# Work required
Find all lines in the listing that include the word "velocity", then copy them.

# Data shown
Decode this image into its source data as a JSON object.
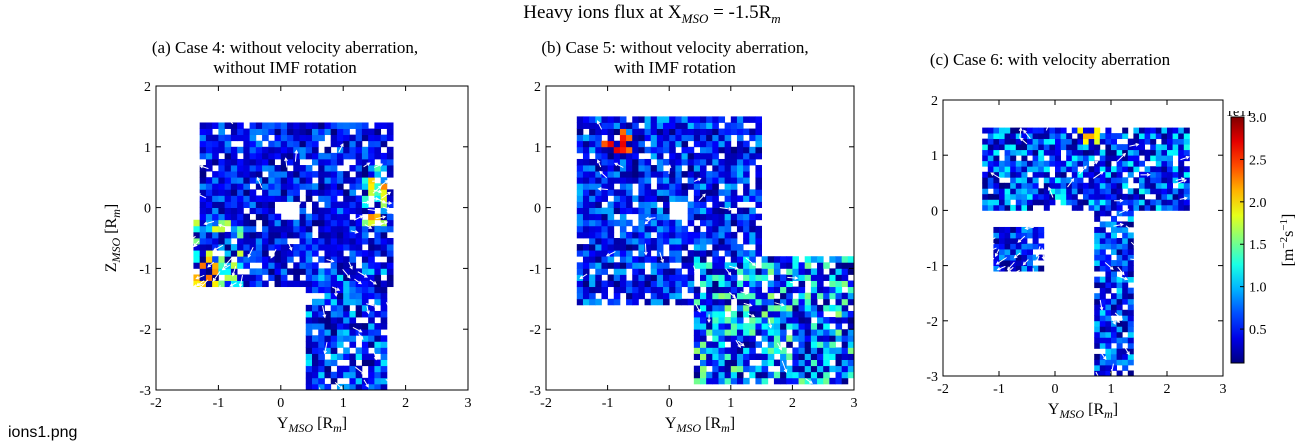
{
  "figure": {
    "suptitle": "Heavy ions flux at X_MSO = -1.5R_m",
    "suptitle_main": "Heavy ions flux at X",
    "suptitle_sub": "MSO",
    "suptitle_tail": " = -1.5R",
    "suptitle_tail_sub": "m",
    "filename": "ions1.png"
  },
  "chart_data": [
    {
      "type": "heatmap",
      "title": [
        "(a) Case 4: without velocity aberration,",
        "without IMF rotation"
      ],
      "xlabel": "Y_MSO [R_m]",
      "ylabel": "Z_MSO [R_m]",
      "xlim": [
        -2,
        3
      ],
      "ylim": [
        -3,
        2
      ],
      "xticks": [
        -2,
        -1,
        0,
        1,
        2,
        3
      ],
      "yticks": [
        -3,
        -2,
        -1,
        0,
        1,
        2
      ],
      "cell_size_Rm": 0.1,
      "quiver": "white arrows showing flux direction",
      "regions": [
        {
          "name": "main-cloud",
          "y_range": [
            -1.3,
            1.8
          ],
          "z_range": [
            -1.3,
            1.45
          ],
          "flux_1e11": 0.7
        },
        {
          "name": "left-arm",
          "y_range": [
            -1.4,
            -0.6
          ],
          "z_range": [
            -1.3,
            -0.2
          ],
          "flux_1e11": 1.5
        },
        {
          "name": "right-hotspot",
          "y_range": [
            1.3,
            1.7
          ],
          "z_range": [
            -0.3,
            0.7
          ],
          "flux_1e11": 2.0
        },
        {
          "name": "tail",
          "y_range": [
            0.4,
            1.7
          ],
          "z_range": [
            -3.0,
            -1.0
          ],
          "flux_1e11": 0.9
        }
      ],
      "peak": {
        "y": -1.2,
        "z": -1.05,
        "flux_1e11": 2.6
      }
    },
    {
      "type": "heatmap",
      "title": [
        "(b) Case 5: without velocity aberration,",
        "with IMF rotation"
      ],
      "xlabel": "Y_MSO [R_m]",
      "ylabel": "",
      "xlim": [
        -2,
        3
      ],
      "ylim": [
        -3,
        2
      ],
      "xticks": [
        -2,
        -1,
        0,
        1,
        2,
        3
      ],
      "yticks": [
        -3,
        -2,
        -1,
        0,
        1,
        2
      ],
      "cell_size_Rm": 0.1,
      "quiver": "white arrows showing flux direction",
      "regions": [
        {
          "name": "main-cloud",
          "y_range": [
            -1.5,
            1.5
          ],
          "z_range": [
            -1.6,
            1.5
          ],
          "flux_1e11": 0.8
        },
        {
          "name": "diagonal-tail",
          "y_range": [
            0.4,
            3.0
          ],
          "z_range": [
            -2.9,
            -0.8
          ],
          "flux_1e11": 1.3
        }
      ],
      "peak": {
        "y": -0.85,
        "z": 1.05,
        "flux_1e11": 3.0
      }
    },
    {
      "type": "heatmap",
      "title": [
        "(c) Case 6: with velocity aberration"
      ],
      "xlabel": "Y_MSO [R_m]",
      "ylabel": "",
      "xlim": [
        -2,
        3
      ],
      "ylim": [
        -3,
        2
      ],
      "xticks": [
        -2,
        -1,
        0,
        1,
        2,
        3
      ],
      "yticks": [
        -3,
        -2,
        -1,
        0,
        1,
        2
      ],
      "cell_size_Rm": 0.1,
      "quiver": "white arrows showing flux direction",
      "regions": [
        {
          "name": "upper-cloud",
          "y_range": [
            -1.3,
            2.4
          ],
          "z_range": [
            0.0,
            1.5
          ],
          "flux_1e11": 1.0
        },
        {
          "name": "left-lobe",
          "y_range": [
            -1.1,
            -0.2
          ],
          "z_range": [
            -1.1,
            -0.3
          ],
          "flux_1e11": 0.8
        },
        {
          "name": "stem",
          "y_range": [
            0.7,
            1.45
          ],
          "z_range": [
            -3.0,
            0.0
          ],
          "flux_1e11": 0.9
        }
      ],
      "peak": {
        "y": 0.6,
        "z": 1.4,
        "flux_1e11": 2.3
      }
    }
  ],
  "colorbar": {
    "exponent_label": "1e11",
    "label": "[m^-2 s^-1]",
    "ticks": [
      0.5,
      1.0,
      1.5,
      2.0,
      2.5,
      3.0
    ],
    "tick_labels": [
      "0.5",
      "1.0",
      "1.5",
      "2.0",
      "2.5",
      "3.0"
    ],
    "range": [
      0.1,
      3.0
    ],
    "colormap": "jet"
  }
}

# Right answer
        "(a) Case 4: without velocity aberration,",
        "(b) Case 5: without velocity aberration,",
        "(c) Case 6: with velocity aberration"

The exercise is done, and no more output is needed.